Birkaç gün önce haberlerde cübbeli, sakallı Hüsamettin Meyer isimli bir imam haberlere konu oldu, büyük ihtimalle Kıbrısi cemaatinden. Yaptığı iş, hapishanelerdeki Müslüman gençlerle konuşmak. Almanya’da bu işi normalde kiliseler yapıyor ancak hapishanelerdeki radikalleşme eğilimini engellemek için böyle bir metod izleniyor, neden bu iş için daha seküler görüntüde bir imam seçmediler sizce?

Esasında ben bu görüntülerin çok büyük bir artı olduğunu düşünüyorum. Çünkü bu Müslüman profilinin yani sakallı, cübbeli, sarıklı birinin kamuoyunda açık bir şekilde görünmesi önemli ki bu profil terörist olarak zihinlerde yer etmesin. Bahsettiğimiz Hüsamettin Meyer isimli imam aslen bir Alman, sonradan Müslüman olmuş bir isim. Algıların normalleşmesi açısından önemli bir gelişme olarak görüyorum. 


İslam’ın mesajını bugünün diline çevirmeli


Müslümanların kendilerini Avrupa’ya ifade etmekte zorlandığı noktalar neler?

Öğe kümesi:
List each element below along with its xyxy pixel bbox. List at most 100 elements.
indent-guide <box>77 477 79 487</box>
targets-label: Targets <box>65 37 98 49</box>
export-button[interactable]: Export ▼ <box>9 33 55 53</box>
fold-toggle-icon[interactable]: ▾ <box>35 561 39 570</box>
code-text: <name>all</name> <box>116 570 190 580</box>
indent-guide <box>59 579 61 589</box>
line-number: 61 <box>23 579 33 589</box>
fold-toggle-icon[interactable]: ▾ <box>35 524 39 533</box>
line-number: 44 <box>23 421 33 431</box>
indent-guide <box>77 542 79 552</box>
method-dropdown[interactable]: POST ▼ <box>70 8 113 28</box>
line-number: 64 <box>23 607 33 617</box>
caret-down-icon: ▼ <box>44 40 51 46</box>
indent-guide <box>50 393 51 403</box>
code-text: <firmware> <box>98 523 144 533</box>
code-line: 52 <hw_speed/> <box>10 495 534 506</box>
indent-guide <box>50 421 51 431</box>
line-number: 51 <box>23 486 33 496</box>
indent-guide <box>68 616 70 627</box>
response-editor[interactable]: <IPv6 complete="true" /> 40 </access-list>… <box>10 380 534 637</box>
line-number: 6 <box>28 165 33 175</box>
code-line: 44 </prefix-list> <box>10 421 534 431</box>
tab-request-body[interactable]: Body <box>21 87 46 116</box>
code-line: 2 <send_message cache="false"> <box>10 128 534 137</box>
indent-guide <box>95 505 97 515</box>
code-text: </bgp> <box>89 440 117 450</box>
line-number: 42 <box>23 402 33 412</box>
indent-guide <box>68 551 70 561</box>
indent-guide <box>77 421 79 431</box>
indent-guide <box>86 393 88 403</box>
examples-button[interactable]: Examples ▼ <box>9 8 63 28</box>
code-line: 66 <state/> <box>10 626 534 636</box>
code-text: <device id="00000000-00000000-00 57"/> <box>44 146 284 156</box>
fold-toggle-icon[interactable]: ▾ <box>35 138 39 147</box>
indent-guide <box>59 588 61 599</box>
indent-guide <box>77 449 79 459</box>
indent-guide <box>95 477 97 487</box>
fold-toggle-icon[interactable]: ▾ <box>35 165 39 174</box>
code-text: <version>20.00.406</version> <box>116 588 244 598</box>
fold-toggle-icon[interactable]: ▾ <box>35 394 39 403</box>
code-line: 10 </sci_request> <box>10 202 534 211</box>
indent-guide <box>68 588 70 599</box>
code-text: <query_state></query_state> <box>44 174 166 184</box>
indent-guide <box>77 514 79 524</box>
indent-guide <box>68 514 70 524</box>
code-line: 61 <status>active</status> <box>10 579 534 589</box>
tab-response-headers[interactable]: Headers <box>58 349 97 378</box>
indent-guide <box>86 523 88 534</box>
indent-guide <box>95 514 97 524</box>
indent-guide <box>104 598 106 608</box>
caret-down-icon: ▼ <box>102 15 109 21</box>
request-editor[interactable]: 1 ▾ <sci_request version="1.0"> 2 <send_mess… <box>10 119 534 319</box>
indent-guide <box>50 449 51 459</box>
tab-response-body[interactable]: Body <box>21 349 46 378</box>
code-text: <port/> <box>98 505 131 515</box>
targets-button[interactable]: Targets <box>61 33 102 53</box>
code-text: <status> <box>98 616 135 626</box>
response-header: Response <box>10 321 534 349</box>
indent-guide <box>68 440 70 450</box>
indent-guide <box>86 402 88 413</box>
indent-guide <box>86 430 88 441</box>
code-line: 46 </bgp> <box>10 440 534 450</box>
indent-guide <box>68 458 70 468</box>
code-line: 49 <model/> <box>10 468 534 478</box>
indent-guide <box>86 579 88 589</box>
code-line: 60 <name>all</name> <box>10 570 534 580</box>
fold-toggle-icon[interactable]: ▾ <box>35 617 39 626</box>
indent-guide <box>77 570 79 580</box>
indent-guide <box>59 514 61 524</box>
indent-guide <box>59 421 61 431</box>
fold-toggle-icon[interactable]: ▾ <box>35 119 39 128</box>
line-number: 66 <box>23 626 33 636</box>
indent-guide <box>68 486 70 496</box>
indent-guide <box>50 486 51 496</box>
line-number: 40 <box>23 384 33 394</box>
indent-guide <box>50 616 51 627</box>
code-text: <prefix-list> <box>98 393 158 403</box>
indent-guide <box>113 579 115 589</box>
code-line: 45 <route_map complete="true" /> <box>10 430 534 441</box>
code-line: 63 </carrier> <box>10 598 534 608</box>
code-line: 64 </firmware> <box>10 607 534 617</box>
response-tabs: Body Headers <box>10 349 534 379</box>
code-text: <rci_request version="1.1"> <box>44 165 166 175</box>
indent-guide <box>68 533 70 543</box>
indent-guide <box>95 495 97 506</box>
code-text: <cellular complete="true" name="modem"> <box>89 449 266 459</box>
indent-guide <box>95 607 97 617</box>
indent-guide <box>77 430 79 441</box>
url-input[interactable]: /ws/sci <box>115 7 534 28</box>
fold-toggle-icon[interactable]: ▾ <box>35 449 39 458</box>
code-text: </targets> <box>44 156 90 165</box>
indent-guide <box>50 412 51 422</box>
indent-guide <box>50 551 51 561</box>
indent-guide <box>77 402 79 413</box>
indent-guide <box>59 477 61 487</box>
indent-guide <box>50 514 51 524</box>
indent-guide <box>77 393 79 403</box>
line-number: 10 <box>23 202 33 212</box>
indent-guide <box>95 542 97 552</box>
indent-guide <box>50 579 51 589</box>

Görev listesi:
a - Avrupa'daki Müslümanlarla ilgili metinde konuşan kişi, sakallı ve cübbeli imamın görüntülerini neden büyük bir artı sayıyor? Bir ile üç cümle arasında açıklayın.
b - Avrupa'daki Müslümanlarla ilgili metni kaldığı yerden sürdürün.
Öğeler ayrı bir malzemedir ve metinle bir bağı yoktur.

Görev cevapları:
a - Konuşan kişiye göre sakallı, cübbeli, sarıklı bir Müslümanın halkın önünde açıkça görünmesi önemlidir. Böylece bu görünüm insanların aklında terörist olarak yer etmez. Bu yüzden bu görüntüleri, algıların normalleşmesi bakımından önemli bir gelişme olarak görüyor.

b -
Osmanlı’nın son döneminde başlayan Batı'yla bir hesaplaşma süreci var. Müslümanların bu hesaplaşmayı bitirdiğini düşünmüyorum. Ciddi eksiklerimiz olduğunu da düşünüyorum. Mesela İslam’ın evrensel olduğunu söylüyoruz ancak bu mesajın bugünün diline ve Batı dili, mantalitesine, dimağına anlatılması, tercüme edilmesi işi yeterli bir şekilde yapılmış değil. İslam dünyası olarak kendi içimizde dinimiz anladığımızı, problemlerimize cevap verecek şekilde yorumladığımız düşünüyoruz.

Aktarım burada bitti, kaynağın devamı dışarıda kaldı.